# TASK:
Check every line below for the word "JSON" and copy the ones that have it.

# Figure record extracts:
__________

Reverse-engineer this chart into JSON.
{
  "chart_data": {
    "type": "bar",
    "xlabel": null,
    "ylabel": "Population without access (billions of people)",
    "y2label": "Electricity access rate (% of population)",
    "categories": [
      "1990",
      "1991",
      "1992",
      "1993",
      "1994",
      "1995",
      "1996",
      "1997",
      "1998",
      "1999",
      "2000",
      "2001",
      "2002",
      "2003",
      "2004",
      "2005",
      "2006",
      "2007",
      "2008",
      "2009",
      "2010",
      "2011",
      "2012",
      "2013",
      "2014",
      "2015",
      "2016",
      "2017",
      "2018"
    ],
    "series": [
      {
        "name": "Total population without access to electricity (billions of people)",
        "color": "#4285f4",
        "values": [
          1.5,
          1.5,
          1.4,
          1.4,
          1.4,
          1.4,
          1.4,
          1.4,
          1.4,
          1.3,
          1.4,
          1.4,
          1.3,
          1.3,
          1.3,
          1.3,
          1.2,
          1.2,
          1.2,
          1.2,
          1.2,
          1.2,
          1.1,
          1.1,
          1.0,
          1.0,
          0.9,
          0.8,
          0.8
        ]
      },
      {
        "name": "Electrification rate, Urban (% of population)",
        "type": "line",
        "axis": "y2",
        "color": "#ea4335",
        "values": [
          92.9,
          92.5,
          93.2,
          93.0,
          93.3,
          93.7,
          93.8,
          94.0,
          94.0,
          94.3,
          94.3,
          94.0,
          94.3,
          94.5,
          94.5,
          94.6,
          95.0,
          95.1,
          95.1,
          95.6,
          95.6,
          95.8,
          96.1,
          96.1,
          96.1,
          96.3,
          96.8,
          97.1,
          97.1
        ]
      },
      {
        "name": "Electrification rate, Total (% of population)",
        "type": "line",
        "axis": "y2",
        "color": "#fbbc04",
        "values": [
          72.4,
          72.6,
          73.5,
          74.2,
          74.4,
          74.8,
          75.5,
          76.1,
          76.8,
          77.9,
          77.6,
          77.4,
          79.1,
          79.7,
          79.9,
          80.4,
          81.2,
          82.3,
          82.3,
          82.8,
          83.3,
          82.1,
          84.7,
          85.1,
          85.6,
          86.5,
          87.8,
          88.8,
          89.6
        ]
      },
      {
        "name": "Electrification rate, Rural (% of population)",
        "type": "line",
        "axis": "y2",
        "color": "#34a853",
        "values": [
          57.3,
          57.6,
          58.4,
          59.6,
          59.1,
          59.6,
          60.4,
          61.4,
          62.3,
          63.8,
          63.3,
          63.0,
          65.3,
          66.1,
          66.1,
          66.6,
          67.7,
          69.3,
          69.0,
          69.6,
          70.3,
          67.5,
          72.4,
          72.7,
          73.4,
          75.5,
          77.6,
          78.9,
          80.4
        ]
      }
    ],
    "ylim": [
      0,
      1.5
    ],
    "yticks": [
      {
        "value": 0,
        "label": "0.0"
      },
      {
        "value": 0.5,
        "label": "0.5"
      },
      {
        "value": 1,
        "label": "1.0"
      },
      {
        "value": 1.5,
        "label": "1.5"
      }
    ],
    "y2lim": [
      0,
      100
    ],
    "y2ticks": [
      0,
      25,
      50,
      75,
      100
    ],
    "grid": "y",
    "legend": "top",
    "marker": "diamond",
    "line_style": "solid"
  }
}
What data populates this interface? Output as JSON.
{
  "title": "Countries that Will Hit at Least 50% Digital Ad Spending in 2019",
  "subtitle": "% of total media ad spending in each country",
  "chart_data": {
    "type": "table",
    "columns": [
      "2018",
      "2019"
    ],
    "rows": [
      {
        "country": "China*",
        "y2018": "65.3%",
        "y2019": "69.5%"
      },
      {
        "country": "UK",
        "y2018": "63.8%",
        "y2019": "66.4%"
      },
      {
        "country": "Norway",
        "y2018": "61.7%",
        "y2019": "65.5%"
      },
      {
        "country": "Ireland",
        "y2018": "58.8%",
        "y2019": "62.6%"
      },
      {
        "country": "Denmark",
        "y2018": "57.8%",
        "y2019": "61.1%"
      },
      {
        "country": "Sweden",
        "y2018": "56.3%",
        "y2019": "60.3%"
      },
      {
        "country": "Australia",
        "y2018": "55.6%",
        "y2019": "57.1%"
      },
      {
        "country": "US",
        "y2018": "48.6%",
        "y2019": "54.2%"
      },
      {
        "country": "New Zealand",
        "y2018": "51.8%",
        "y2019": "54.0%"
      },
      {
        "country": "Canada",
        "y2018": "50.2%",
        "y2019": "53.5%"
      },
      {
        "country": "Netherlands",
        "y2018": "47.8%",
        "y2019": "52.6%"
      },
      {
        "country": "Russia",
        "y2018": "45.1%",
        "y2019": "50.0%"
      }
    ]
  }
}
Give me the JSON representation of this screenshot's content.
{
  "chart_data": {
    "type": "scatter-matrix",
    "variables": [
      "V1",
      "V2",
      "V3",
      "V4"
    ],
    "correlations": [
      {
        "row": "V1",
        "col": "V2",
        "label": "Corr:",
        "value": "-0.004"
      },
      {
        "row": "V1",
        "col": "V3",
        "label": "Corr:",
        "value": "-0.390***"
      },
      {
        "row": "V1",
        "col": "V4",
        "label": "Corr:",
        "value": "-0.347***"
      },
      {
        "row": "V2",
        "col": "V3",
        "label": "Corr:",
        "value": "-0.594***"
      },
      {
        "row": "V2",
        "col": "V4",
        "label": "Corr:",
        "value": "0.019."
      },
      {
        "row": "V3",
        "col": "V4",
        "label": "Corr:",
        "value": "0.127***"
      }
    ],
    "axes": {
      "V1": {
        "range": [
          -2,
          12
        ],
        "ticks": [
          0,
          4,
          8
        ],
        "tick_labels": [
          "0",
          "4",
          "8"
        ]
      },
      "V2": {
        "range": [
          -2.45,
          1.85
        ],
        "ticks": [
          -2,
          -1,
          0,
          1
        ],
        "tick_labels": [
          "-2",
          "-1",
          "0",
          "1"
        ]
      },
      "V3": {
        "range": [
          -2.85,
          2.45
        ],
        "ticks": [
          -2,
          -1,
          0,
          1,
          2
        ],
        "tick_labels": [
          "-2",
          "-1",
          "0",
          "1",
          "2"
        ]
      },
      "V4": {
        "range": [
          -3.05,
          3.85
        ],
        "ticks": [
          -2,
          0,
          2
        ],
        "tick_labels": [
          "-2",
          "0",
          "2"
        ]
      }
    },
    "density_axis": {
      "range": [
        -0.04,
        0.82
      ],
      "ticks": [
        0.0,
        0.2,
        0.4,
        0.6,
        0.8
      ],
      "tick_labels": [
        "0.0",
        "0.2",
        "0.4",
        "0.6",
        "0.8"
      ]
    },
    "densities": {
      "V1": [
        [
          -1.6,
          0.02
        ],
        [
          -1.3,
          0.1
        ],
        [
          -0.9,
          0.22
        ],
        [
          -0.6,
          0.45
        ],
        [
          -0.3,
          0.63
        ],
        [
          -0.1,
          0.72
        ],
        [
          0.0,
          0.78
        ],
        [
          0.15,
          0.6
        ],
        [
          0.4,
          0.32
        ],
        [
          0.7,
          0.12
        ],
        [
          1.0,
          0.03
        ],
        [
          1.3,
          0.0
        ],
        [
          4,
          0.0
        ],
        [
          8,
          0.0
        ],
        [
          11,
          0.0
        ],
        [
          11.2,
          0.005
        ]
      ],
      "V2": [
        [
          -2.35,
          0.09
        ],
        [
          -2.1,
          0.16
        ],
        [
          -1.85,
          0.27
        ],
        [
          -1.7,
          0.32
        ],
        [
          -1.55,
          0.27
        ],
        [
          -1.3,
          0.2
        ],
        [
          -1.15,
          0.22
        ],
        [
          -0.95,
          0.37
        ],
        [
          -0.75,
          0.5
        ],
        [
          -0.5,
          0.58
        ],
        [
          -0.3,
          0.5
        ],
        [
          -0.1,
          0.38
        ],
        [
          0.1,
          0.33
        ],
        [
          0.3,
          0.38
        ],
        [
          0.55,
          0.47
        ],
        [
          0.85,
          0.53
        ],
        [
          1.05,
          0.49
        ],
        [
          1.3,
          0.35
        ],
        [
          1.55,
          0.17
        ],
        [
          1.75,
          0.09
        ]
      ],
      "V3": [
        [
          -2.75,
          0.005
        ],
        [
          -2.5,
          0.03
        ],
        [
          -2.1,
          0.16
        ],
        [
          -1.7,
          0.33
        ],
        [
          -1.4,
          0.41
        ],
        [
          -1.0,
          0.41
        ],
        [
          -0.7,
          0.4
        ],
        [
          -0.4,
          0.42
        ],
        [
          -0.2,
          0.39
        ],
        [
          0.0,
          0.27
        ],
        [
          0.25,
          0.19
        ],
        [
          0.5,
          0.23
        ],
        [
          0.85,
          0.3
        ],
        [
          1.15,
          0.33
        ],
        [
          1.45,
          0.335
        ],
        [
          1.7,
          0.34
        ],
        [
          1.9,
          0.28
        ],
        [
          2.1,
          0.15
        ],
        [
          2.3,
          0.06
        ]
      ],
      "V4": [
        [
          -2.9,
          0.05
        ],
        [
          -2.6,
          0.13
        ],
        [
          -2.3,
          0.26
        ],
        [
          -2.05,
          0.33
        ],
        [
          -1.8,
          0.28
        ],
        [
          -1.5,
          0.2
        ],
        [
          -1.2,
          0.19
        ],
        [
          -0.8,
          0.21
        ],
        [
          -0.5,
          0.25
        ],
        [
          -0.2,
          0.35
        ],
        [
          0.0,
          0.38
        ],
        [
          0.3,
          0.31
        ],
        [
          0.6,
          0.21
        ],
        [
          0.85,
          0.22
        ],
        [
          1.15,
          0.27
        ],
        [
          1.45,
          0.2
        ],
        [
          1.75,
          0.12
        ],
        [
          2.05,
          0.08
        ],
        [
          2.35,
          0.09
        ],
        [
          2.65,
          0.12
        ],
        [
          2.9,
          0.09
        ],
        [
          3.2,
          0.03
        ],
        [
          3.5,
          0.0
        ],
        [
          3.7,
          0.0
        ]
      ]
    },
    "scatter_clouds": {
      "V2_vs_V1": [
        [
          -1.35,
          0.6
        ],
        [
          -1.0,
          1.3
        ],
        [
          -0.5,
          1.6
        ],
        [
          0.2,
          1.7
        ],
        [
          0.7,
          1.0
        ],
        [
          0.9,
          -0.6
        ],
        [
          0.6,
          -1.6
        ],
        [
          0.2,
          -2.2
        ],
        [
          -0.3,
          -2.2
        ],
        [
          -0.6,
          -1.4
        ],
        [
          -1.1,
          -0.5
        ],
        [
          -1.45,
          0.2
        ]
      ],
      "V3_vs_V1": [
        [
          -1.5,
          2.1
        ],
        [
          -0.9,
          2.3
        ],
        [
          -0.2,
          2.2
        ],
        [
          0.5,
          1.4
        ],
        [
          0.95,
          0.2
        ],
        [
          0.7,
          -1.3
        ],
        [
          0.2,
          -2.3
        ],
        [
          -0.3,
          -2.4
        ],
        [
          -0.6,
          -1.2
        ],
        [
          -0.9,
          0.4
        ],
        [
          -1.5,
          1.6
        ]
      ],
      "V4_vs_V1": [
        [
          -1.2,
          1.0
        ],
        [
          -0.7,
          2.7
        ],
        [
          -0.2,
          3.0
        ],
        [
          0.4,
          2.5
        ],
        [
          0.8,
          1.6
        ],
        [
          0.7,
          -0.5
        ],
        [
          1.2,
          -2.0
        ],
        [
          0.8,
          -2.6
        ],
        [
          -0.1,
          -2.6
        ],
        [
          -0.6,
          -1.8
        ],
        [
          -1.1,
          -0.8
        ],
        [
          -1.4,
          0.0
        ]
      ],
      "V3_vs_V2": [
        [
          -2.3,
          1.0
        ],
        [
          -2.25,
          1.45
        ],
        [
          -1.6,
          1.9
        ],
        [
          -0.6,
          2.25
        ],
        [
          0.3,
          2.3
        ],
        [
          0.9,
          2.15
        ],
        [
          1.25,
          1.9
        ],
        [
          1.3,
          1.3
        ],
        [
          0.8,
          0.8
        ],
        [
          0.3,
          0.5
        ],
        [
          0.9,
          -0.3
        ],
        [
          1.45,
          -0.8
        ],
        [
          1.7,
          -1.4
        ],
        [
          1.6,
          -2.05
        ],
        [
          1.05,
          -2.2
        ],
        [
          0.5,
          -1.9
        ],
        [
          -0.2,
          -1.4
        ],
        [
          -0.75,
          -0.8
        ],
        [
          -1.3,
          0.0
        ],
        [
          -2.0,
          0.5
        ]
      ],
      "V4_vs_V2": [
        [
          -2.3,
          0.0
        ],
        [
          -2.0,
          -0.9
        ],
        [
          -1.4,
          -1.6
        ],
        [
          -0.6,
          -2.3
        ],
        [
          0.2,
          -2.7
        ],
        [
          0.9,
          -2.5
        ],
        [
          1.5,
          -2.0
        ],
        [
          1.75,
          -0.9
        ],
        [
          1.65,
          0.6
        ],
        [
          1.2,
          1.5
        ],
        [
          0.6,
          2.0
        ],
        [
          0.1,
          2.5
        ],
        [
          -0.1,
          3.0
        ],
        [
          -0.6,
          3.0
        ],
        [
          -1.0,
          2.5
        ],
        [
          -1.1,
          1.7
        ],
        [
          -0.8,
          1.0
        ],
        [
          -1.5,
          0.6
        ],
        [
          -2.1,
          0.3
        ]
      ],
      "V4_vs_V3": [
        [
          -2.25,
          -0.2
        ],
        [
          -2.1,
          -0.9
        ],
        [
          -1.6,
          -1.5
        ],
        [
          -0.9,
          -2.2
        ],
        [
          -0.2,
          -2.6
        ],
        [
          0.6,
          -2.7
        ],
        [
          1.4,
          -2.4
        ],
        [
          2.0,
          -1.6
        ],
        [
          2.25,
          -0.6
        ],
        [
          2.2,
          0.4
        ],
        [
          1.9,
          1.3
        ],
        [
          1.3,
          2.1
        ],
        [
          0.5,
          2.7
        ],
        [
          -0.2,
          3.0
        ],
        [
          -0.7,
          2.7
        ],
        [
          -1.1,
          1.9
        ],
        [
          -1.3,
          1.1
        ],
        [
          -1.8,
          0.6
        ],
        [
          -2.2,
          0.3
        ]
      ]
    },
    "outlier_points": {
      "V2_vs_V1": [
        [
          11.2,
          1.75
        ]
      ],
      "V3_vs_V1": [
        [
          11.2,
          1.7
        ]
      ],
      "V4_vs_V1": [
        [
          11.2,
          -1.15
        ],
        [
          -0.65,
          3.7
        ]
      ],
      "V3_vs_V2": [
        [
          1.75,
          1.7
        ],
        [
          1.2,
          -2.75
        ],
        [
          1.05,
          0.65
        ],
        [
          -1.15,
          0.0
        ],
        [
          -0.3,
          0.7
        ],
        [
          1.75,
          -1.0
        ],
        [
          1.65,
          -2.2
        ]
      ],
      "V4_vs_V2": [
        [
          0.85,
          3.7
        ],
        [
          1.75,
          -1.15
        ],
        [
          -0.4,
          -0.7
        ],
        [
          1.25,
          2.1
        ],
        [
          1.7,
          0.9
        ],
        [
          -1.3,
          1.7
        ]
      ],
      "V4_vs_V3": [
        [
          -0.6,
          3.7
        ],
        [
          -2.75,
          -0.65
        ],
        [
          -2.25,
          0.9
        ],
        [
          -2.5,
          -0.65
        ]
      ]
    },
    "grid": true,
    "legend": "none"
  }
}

__________

# THE SOLUTION:
Reverse-engineer this chart into JSON.
What data populates this interface? Output as JSON.
Give me the JSON representation of this screenshot's content.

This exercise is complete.